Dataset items
++++++++++
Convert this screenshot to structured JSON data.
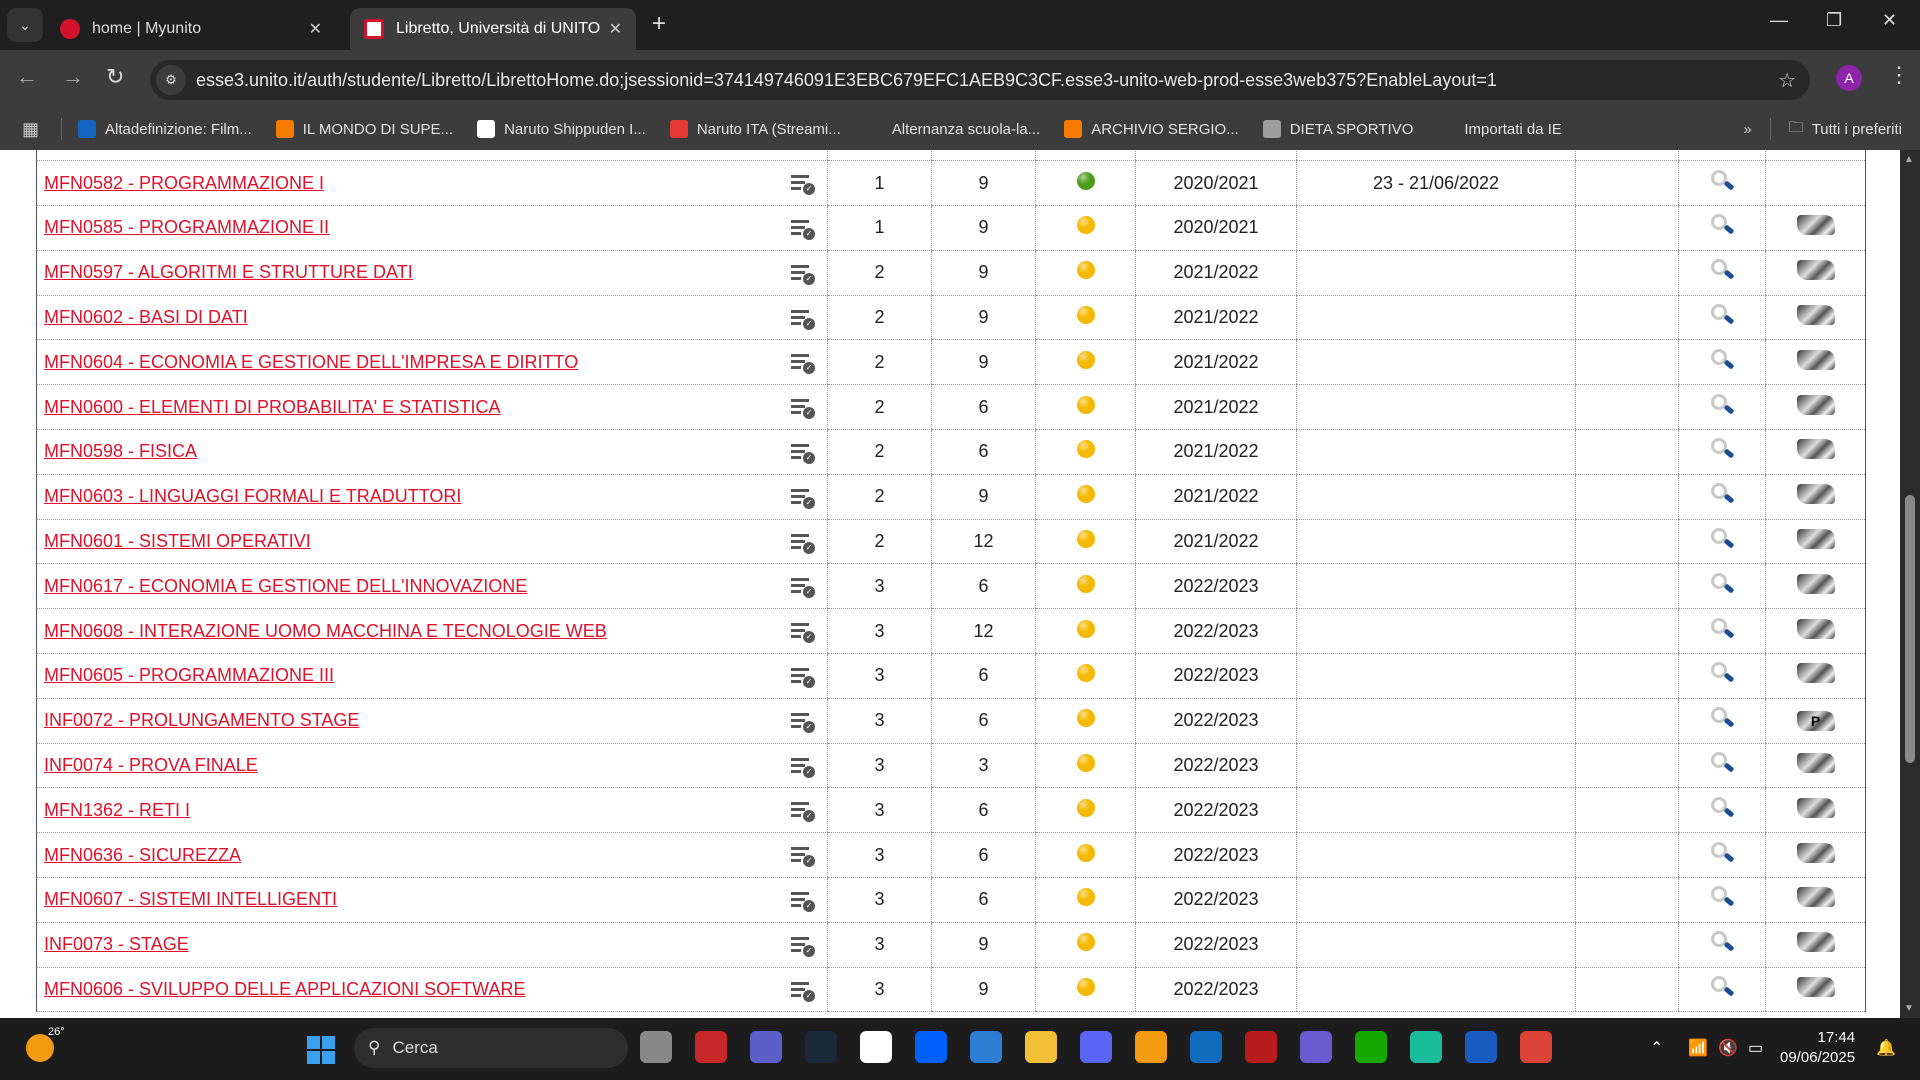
{
  "browser": {
    "tabs": [
      {
        "title": "home | Myunito",
        "active": false
      },
      {
        "title": "Libretto, Università di UNITO",
        "active": true
      }
    ],
    "url": "esse3.unito.it/auth/studente/Libretto/LibrettoHome.do;jsessionid=374149746091E3EBC679EFC1AEB9C3CF.esse3-unito-web-prod-esse3web375?EnableLayout=1",
    "profile_initial": "A",
    "bookmarks": [
      {
        "label": "Altadefinizione: Film...",
        "icon": "hd-icon",
        "color": "#1565c0",
        "glyph": "HD"
      },
      {
        "label": "IL MONDO DI SUPE...",
        "icon": "blogger-icon",
        "color": "#f57c00",
        "glyph": "B"
      },
      {
        "label": "Naruto Shippuden I...",
        "icon": "blank-page-icon",
        "color": "#ffffff",
        "glyph": ""
      },
      {
        "label": "Naruto ITA (Streami...",
        "icon": "play-icon",
        "color": "#e53935",
        "glyph": "▶"
      },
      {
        "label": "Alternanza scuola-la...",
        "icon": "4s-icon",
        "color": "#3c3c3c",
        "glyph": "4s"
      },
      {
        "label": "ARCHIVIO SERGIO...",
        "icon": "blogger-icon",
        "color": "#f57c00",
        "glyph": "B"
      },
      {
        "label": "DIETA SPORTIVO",
        "icon": "globe-icon",
        "color": "#9e9e9e",
        "glyph": ""
      },
      {
        "label": "Importati da IE",
        "icon": "folder-icon",
        "color": "#3c3c3c",
        "glyph": "🗀"
      }
    ],
    "all_bookmarks": "Tutti i preferiti"
  },
  "courses": [
    {
      "name": "MFN0582 - PROGRAMMAZIONE I",
      "year": "1",
      "cfu": "9",
      "status": "passed",
      "aa": "2020/2021",
      "grade_date": "23 - 21/06/2022",
      "book": ""
    },
    {
      "name": "MFN0585 - PROGRAMMAZIONE II",
      "year": "1",
      "cfu": "9",
      "status": "planned",
      "aa": "2020/2021",
      "grade_date": "",
      "book": "book"
    },
    {
      "name": "MFN0597 - ALGORITMI E STRUTTURE DATI",
      "year": "2",
      "cfu": "9",
      "status": "planned",
      "aa": "2021/2022",
      "grade_date": "",
      "book": "book"
    },
    {
      "name": "MFN0602 - BASI DI DATI",
      "year": "2",
      "cfu": "9",
      "status": "planned",
      "aa": "2021/2022",
      "grade_date": "",
      "book": "book"
    },
    {
      "name": "MFN0604 - ECONOMIA E GESTIONE DELL'IMPRESA E DIRITTO",
      "year": "2",
      "cfu": "9",
      "status": "planned",
      "aa": "2021/2022",
      "grade_date": "",
      "book": "book"
    },
    {
      "name": "MFN0600 - ELEMENTI DI PROBABILITA' E STATISTICA",
      "year": "2",
      "cfu": "6",
      "status": "planned",
      "aa": "2021/2022",
      "grade_date": "",
      "book": "book"
    },
    {
      "name": "MFN0598 - FISICA",
      "year": "2",
      "cfu": "6",
      "status": "planned",
      "aa": "2021/2022",
      "grade_date": "",
      "book": "book"
    },
    {
      "name": "MFN0603 - LINGUAGGI FORMALI E TRADUTTORI",
      "year": "2",
      "cfu": "9",
      "status": "planned",
      "aa": "2021/2022",
      "grade_date": "",
      "book": "book"
    },
    {
      "name": "MFN0601 - SISTEMI OPERATIVI",
      "year": "2",
      "cfu": "12",
      "status": "planned",
      "aa": "2021/2022",
      "grade_date": "",
      "book": "book"
    },
    {
      "name": "MFN0617 - ECONOMIA E GESTIONE DELL'INNOVAZIONE",
      "year": "3",
      "cfu": "6",
      "status": "planned",
      "aa": "2022/2023",
      "grade_date": "",
      "book": "book"
    },
    {
      "name": "MFN0608 - INTERAZIONE UOMO MACCHINA E TECNOLOGIE WEB",
      "year": "3",
      "cfu": "12",
      "status": "planned",
      "aa": "2022/2023",
      "grade_date": "",
      "book": "book"
    },
    {
      "name": "MFN0605 - PROGRAMMAZIONE III",
      "year": "3",
      "cfu": "6",
      "status": "planned",
      "aa": "2022/2023",
      "grade_date": "",
      "book": "book"
    },
    {
      "name": "INF0072 - PROLUNGAMENTO STAGE",
      "year": "3",
      "cfu": "6",
      "status": "planned",
      "aa": "2022/2023",
      "grade_date": "",
      "book": "P"
    },
    {
      "name": "INF0074 - PROVA FINALE",
      "year": "3",
      "cfu": "3",
      "status": "planned",
      "aa": "2022/2023",
      "grade_date": "",
      "book": "book"
    },
    {
      "name": "MFN1362 - RETI I",
      "year": "3",
      "cfu": "6",
      "status": "planned",
      "aa": "2022/2023",
      "grade_date": "",
      "book": "book"
    },
    {
      "name": "MFN0636 - SICUREZZA",
      "year": "3",
      "cfu": "6",
      "status": "planned",
      "aa": "2022/2023",
      "grade_date": "",
      "book": "book"
    },
    {
      "name": "MFN0607 - SISTEMI INTELLIGENTI",
      "year": "3",
      "cfu": "6",
      "status": "planned",
      "aa": "2022/2023",
      "grade_date": "",
      "book": "book"
    },
    {
      "name": "INF0073 - STAGE",
      "year": "3",
      "cfu": "9",
      "status": "planned",
      "aa": "2022/2023",
      "grade_date": "",
      "book": "book"
    },
    {
      "name": "MFN0606 - SVILUPPO DELLE APPLICAZIONI SOFTWARE",
      "year": "3",
      "cfu": "9",
      "status": "planned",
      "aa": "2022/2023",
      "grade_date": "",
      "book": "book"
    }
  ],
  "status_colors": {
    "passed": "#4e9a1a",
    "planned": "#f5b800"
  },
  "link_color": "#e0122b",
  "taskbar": {
    "temperature": "26°",
    "search_placeholder": "Cerca",
    "apps": [
      {
        "name": "task-view",
        "color": "#888"
      },
      {
        "name": "app-red",
        "color": "#c62828"
      },
      {
        "name": "teams",
        "color": "#5b5fc7"
      },
      {
        "name": "steam",
        "color": "#1b2838"
      },
      {
        "name": "amazon",
        "color": "#ffffff"
      },
      {
        "name": "dropbox",
        "color": "#0061fe"
      },
      {
        "name": "microsoft-store",
        "color": "#2d7dd2"
      },
      {
        "name": "file-explorer",
        "color": "#f2c037"
      },
      {
        "name": "discord",
        "color": "#5865f2"
      },
      {
        "name": "vpn",
        "color": "#f39c12"
      },
      {
        "name": "outlook",
        "color": "#0f6cbd"
      },
      {
        "name": "app-red-2",
        "color": "#b71c1c"
      },
      {
        "name": "app-p",
        "color": "#6a5acd"
      },
      {
        "name": "upwork",
        "color": "#14a800"
      },
      {
        "name": "app-green",
        "color": "#1abc9c"
      },
      {
        "name": "word",
        "color": "#185abd"
      },
      {
        "name": "chrome",
        "color": "#db4437"
      }
    ],
    "time": "17:44",
    "date": "09/06/2025"
  }
}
++++++++++
Goal
Find how many of the lines above have the word "glyph" in them. State only that number.

Response for this exercise
8